**Task to complete:** Whenever a line below holds the word "PÄSSILINJOJEN", copy that line.

(Saved entries)
__________
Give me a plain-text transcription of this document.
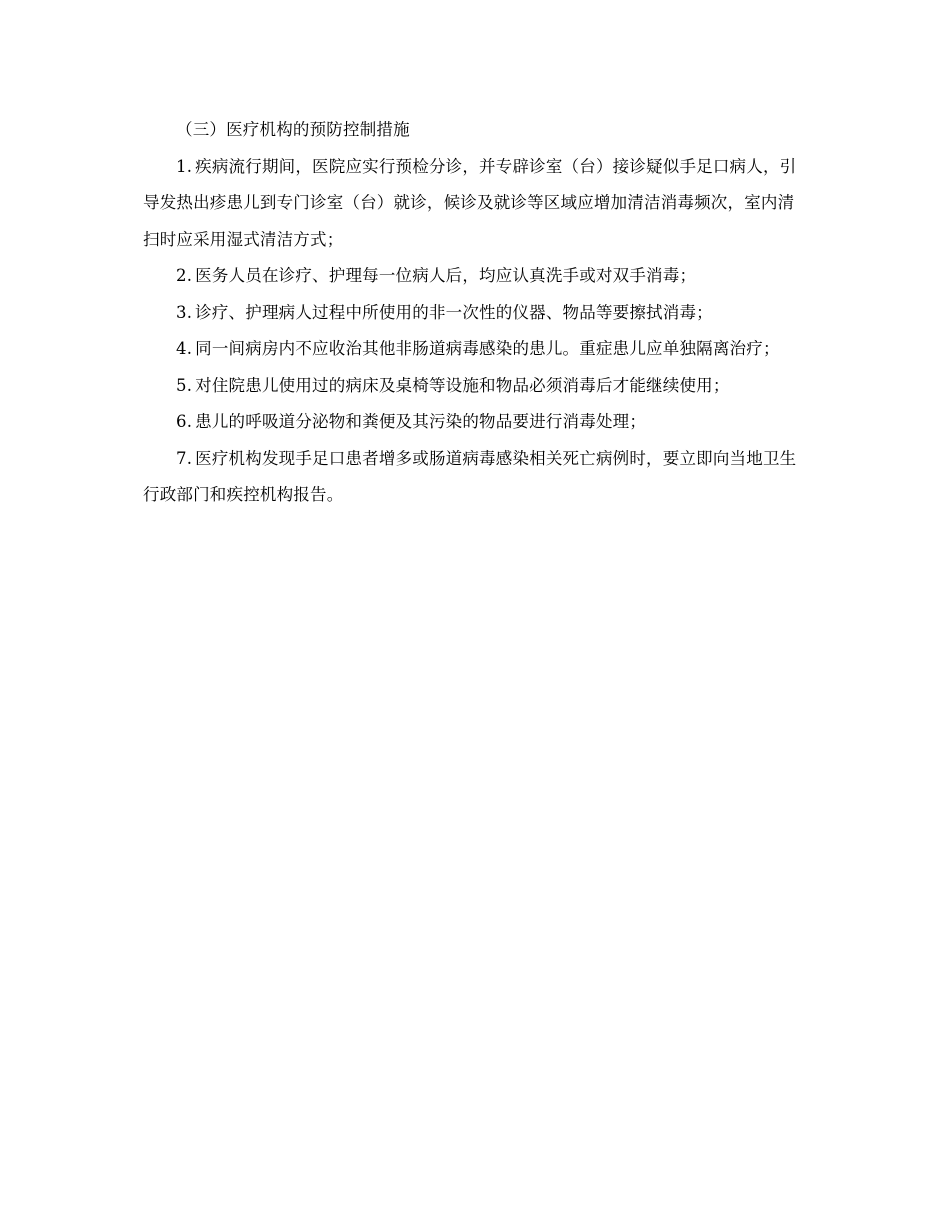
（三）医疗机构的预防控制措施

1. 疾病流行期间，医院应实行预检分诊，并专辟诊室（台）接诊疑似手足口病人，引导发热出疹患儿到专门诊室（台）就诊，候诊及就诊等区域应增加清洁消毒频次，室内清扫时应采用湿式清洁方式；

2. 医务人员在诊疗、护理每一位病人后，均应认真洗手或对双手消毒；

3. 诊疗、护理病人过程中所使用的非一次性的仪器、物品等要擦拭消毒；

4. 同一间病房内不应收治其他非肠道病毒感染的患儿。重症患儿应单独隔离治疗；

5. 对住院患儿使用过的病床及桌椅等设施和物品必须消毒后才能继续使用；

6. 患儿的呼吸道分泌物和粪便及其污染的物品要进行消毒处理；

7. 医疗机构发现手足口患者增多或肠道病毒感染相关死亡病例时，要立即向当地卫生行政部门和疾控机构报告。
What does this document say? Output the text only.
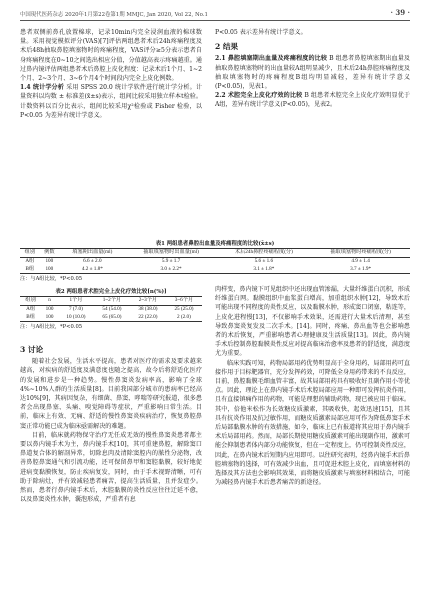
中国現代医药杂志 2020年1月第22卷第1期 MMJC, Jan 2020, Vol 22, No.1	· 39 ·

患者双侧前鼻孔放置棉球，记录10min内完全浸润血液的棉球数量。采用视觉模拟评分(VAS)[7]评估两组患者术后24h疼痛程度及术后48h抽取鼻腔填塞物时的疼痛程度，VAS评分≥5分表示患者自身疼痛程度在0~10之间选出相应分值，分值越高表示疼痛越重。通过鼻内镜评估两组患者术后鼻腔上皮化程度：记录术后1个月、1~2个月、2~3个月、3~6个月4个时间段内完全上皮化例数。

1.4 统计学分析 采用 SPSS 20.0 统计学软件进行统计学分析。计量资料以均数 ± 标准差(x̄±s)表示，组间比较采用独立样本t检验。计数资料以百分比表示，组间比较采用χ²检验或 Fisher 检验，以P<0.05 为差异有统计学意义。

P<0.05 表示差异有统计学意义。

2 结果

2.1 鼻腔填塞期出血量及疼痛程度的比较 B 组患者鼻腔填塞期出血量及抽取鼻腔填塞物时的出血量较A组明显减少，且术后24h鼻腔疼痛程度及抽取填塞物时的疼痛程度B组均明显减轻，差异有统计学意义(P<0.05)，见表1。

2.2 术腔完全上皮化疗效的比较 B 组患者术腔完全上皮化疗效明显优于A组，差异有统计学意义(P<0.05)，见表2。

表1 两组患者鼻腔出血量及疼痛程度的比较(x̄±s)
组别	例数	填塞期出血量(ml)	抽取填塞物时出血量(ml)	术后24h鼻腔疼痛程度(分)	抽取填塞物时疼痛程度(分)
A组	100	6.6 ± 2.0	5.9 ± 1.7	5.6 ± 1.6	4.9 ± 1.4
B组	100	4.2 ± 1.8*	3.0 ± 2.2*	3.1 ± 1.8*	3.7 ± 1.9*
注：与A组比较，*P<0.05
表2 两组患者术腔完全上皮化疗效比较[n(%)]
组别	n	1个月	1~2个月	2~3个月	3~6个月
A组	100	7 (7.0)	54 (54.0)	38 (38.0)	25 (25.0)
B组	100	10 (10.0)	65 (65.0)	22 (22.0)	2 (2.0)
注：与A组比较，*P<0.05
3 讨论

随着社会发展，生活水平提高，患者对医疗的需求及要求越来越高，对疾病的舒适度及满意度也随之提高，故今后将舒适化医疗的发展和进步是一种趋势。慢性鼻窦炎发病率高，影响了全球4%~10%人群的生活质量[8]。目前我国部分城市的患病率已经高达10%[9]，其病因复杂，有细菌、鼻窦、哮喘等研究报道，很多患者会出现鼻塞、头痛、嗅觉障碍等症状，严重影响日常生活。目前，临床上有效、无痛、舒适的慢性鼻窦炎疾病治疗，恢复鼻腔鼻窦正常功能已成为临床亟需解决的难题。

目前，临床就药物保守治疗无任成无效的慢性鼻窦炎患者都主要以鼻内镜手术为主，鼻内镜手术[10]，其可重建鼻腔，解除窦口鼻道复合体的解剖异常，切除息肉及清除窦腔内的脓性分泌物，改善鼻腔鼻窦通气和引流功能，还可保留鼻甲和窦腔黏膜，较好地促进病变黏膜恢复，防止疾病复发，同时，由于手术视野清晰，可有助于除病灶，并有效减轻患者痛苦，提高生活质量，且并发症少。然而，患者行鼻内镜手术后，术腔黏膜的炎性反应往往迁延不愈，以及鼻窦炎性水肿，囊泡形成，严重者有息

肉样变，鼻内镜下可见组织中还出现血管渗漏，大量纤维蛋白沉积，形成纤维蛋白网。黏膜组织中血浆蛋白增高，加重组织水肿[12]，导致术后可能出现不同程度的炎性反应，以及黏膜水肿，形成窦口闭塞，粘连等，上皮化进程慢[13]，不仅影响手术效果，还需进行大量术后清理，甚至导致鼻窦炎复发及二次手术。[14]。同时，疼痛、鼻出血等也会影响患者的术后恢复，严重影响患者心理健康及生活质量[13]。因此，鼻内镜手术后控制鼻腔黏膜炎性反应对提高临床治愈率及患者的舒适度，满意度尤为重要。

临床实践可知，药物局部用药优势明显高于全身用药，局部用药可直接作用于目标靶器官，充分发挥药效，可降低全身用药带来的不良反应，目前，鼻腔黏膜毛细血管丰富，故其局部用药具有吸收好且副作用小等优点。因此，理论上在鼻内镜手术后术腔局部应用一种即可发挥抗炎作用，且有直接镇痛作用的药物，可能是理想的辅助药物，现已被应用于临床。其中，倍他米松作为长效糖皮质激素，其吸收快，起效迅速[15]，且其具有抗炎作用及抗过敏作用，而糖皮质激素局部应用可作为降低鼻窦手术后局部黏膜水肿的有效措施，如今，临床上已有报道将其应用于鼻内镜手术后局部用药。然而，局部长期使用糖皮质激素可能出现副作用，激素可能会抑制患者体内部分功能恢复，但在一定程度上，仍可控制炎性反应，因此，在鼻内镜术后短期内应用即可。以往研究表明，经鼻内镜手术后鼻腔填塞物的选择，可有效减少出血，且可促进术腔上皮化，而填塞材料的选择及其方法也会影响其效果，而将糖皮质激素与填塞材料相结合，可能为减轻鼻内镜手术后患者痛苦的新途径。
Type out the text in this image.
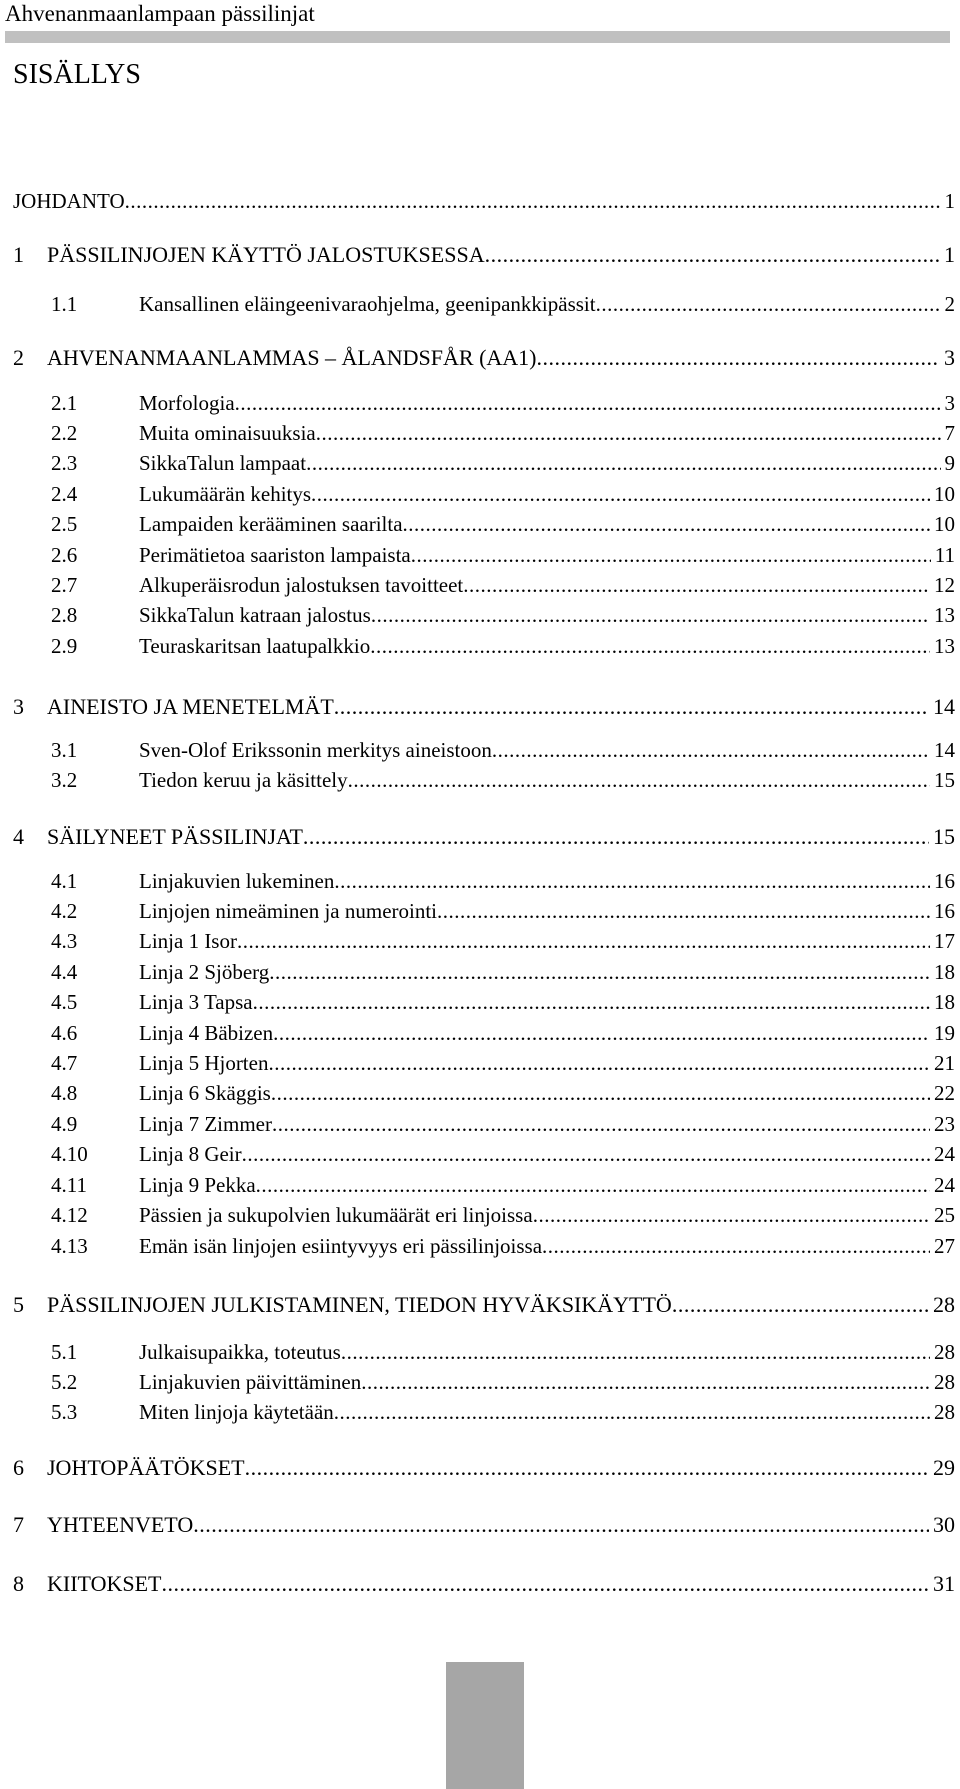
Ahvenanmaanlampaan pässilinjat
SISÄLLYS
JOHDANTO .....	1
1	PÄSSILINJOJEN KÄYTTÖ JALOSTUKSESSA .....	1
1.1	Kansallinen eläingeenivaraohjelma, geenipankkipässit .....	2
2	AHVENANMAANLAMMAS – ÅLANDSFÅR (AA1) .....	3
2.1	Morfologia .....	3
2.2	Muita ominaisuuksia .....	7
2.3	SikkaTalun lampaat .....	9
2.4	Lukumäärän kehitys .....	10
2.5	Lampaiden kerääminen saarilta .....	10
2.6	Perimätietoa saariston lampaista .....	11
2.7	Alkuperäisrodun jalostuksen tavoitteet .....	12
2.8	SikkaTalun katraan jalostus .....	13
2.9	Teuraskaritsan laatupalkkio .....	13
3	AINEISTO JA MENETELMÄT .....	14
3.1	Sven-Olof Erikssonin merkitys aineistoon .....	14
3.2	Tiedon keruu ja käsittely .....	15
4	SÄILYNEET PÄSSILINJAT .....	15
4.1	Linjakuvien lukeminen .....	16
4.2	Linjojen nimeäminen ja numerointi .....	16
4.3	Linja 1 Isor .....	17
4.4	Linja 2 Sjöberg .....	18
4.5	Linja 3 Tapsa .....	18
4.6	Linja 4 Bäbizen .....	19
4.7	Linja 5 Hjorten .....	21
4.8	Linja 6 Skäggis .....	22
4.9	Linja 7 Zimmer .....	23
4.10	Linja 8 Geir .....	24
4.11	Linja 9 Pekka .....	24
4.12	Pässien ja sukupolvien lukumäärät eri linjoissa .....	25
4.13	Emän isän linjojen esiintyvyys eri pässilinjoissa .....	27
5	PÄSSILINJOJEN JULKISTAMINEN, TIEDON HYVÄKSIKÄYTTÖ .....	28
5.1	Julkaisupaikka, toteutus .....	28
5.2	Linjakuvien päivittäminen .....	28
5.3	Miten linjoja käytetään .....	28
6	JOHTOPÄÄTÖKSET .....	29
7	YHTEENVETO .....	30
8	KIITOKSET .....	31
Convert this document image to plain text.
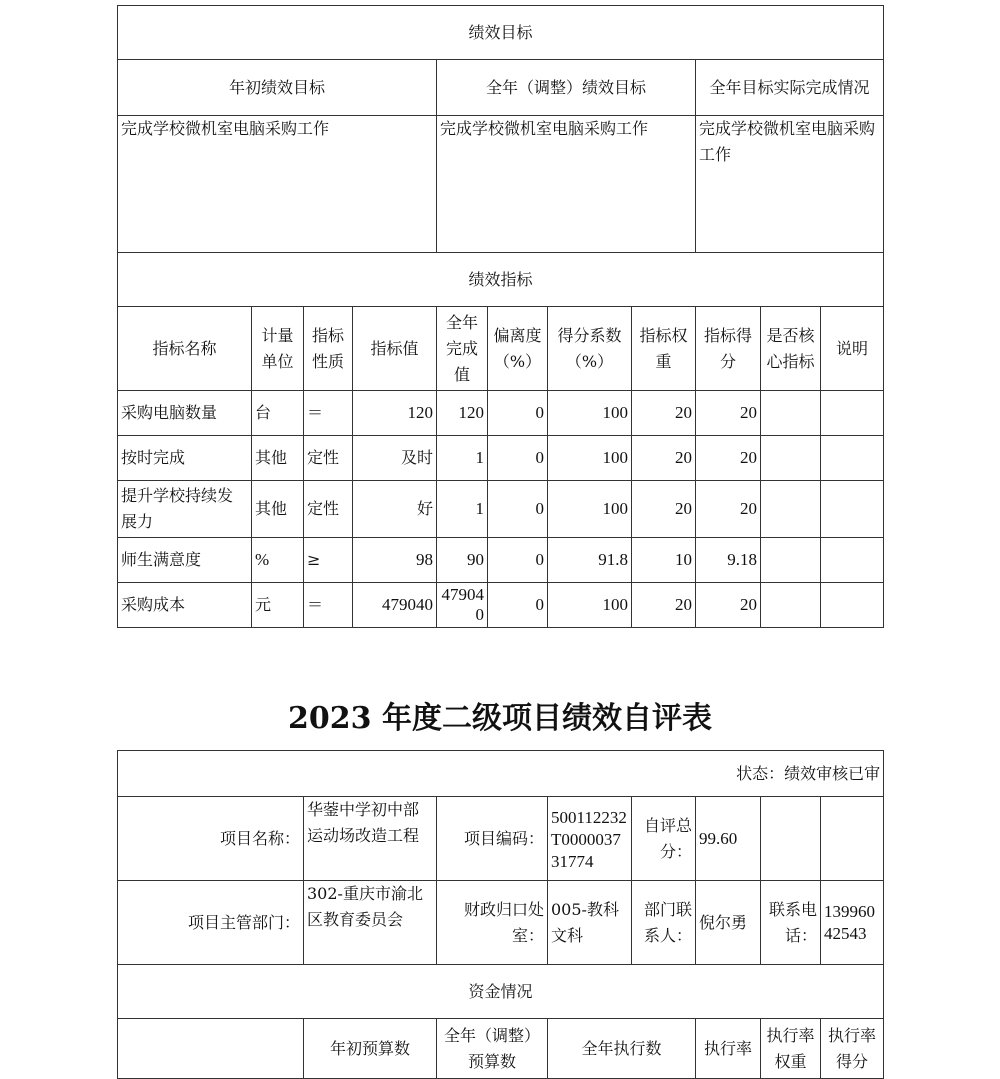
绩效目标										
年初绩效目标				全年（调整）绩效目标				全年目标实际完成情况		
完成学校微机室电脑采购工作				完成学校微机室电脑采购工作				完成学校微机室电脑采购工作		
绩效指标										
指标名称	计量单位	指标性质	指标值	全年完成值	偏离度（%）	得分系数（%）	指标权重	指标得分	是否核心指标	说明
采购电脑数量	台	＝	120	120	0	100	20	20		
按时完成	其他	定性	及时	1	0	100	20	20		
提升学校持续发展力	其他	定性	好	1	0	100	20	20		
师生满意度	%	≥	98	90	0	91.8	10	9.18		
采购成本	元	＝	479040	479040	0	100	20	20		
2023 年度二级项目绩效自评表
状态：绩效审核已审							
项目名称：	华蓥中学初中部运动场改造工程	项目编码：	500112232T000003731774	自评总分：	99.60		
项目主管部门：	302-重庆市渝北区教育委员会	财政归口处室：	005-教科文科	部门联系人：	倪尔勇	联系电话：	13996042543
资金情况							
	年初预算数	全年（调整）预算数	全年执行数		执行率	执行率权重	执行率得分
__________
**Worked answer:**
1	PÄSSILINJOJEN KÄYTTÖ JALOSTUKSESSA .....	1
5	PÄSSILINJOJEN JULKISTAMINEN, TIEDON HYVÄKSIKÄYTTÖ .....	28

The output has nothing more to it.